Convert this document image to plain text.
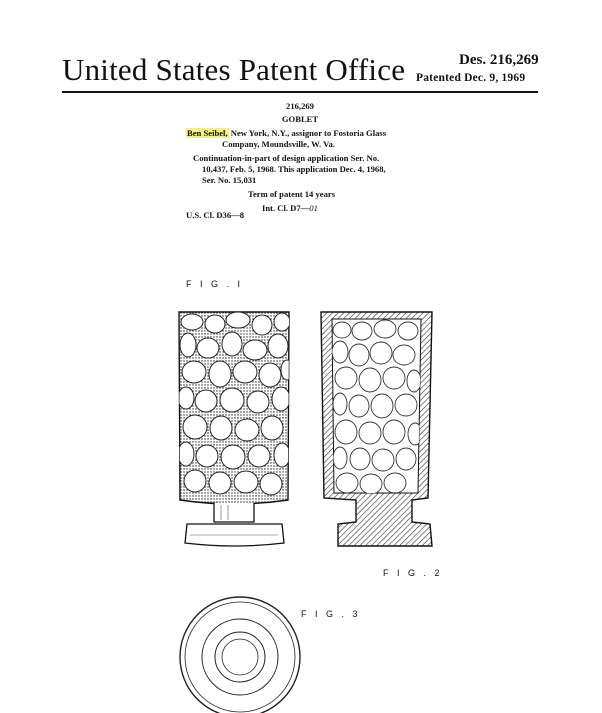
United States Patent Office	Des. 216,269
Patented Dec. 9, 1969
216,269
GOBLET
Ben Seibel, New York, N.Y., assignor to Fostoria Glass
Company, Moundsville, W. Va.
Continuation-in-part of design application Ser. No.
10,437, Feb. 5, 1968. This application Dec. 4, 1968,
Ser. No. 15,031
Term of patent 14 years
Int. Cl. D7—01
U.S. Cl. D36—8
F I G . I
F I G . 2
F I G . 3
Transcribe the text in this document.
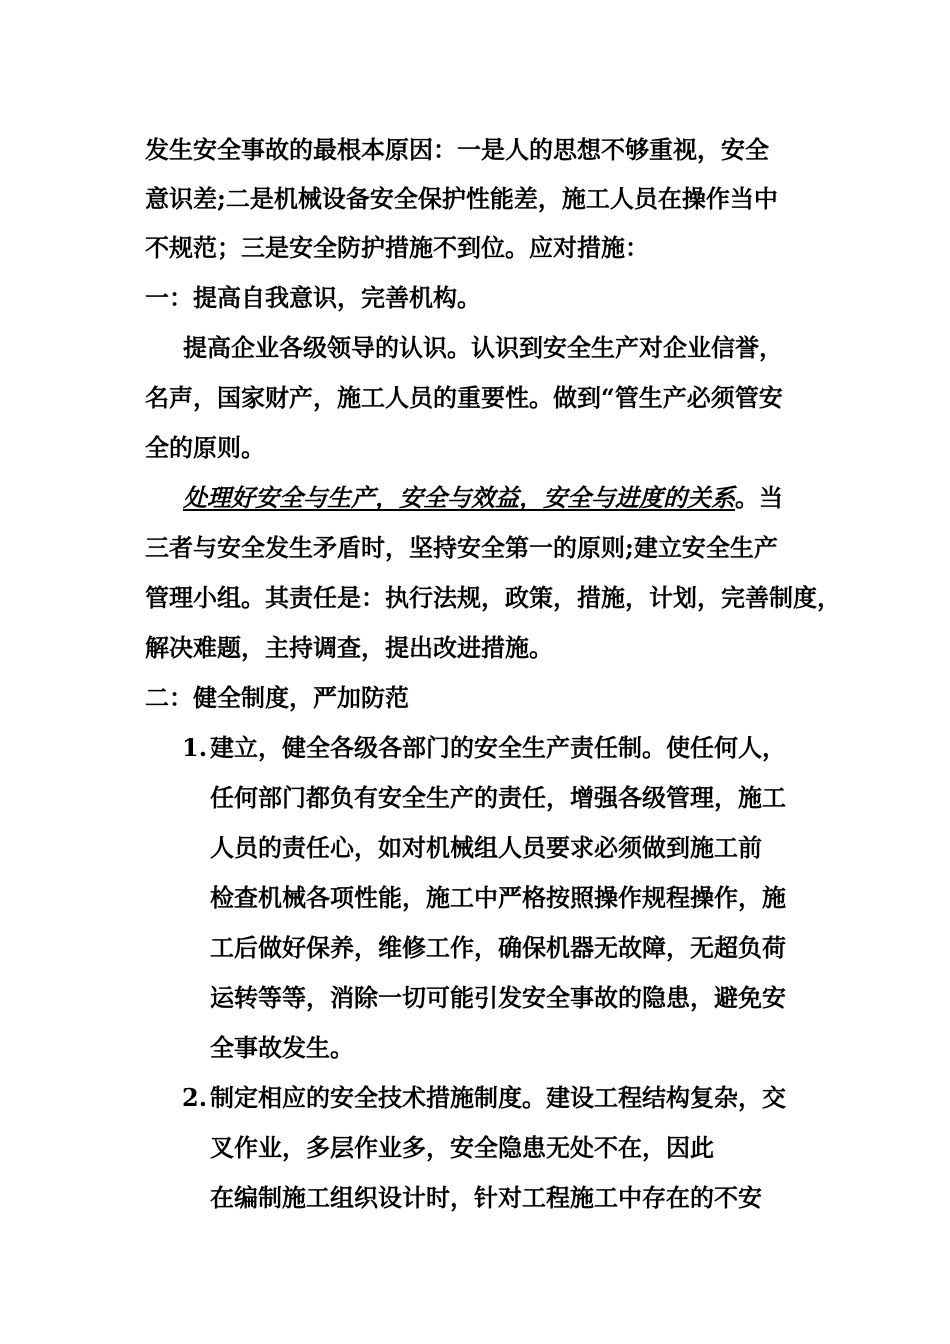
发生安全事故的最根本原因：一是人的思想不够重视，安全
意识差;二是机械设备安全保护性能差，施工人员在操作当中
不规范；三是安全防护措施不到位。应对措施：
一：提高自我意识，完善机构。
提高企业各级领导的认识。认识到安全生产对企业信誉，
名声，国家财产，施工人员的重要性。做到“管生产必须管安
全的原则。
处理好安全与生产，安全与效益，安全与进度的关系。当
三者与安全发生矛盾时，坚持安全第一的原则;建立安全生产
管理小组。其责任是：执行法规，政策，措施，计划，完善制度，
解决难题，主持调查，提出改进措施。
二：健全制度，严加防范
1. 建立，健全各级各部门的安全生产责任制。使任何人，
任何部门都负有安全生产的责任，增强各级管理，施工
人员的责任心，如对机械组人员要求必须做到施工前
检查机械各项性能，施工中严格按照操作规程操作，施
工后做好保养，维修工作，确保机器无故障，无超负荷
运转等等，消除一切可能引发安全事故的隐患，避免安
全事故发生。
2. 制定相应的安全技术措施制度。建设工程结构复杂，交
叉作业，多层作业多，安全隐患无处不在，因此
在编制施工组织设计时，针对工程施工中存在的不安
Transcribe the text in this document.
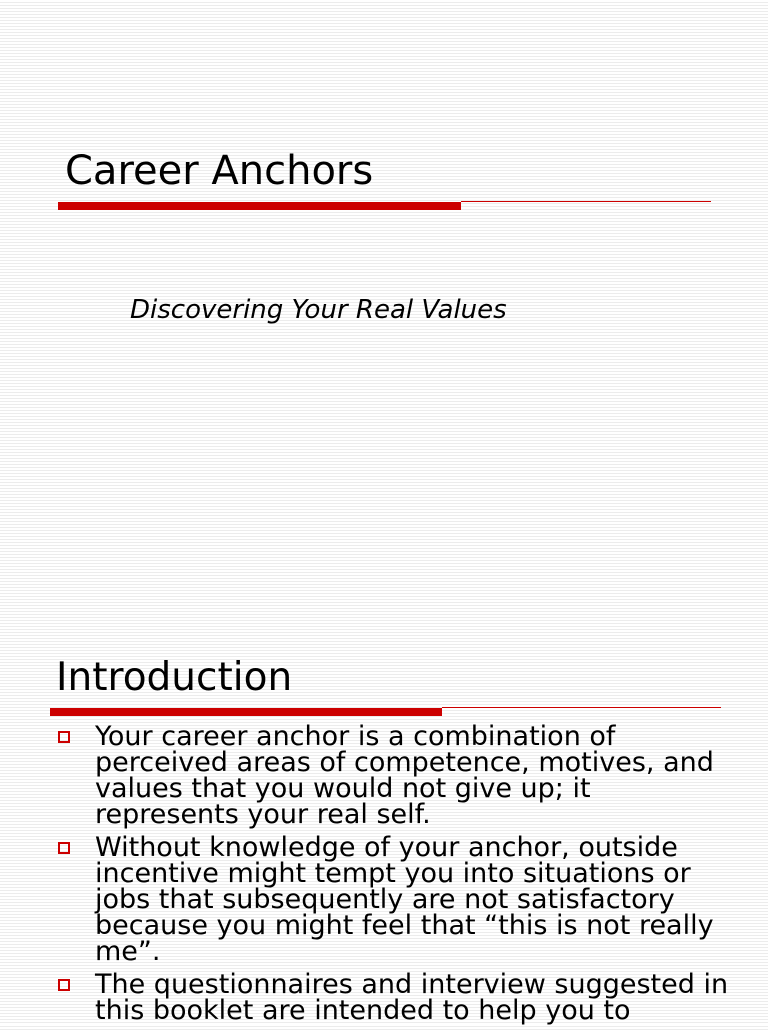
Career Anchors
Discovering Your Real Values
Introduction
Your career anchor is a combination of perceived areas of competence, motives, and values that you would not give up; it represents your real self.
Without knowledge of your anchor, outside incentive might tempt you into situations or jobs that subsequently are not satisfactory because you might feel that “this is not really me”.
The questionnaires and interview suggested in this booklet are intended to help you to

# Problem to work on
Every line in the data above that contains "application" needs to be copied.

# Solution for this problem
Continuation-in-part of design application Ser. No.
10,437, Feb. 5, 1968. This application Dec. 4, 1968,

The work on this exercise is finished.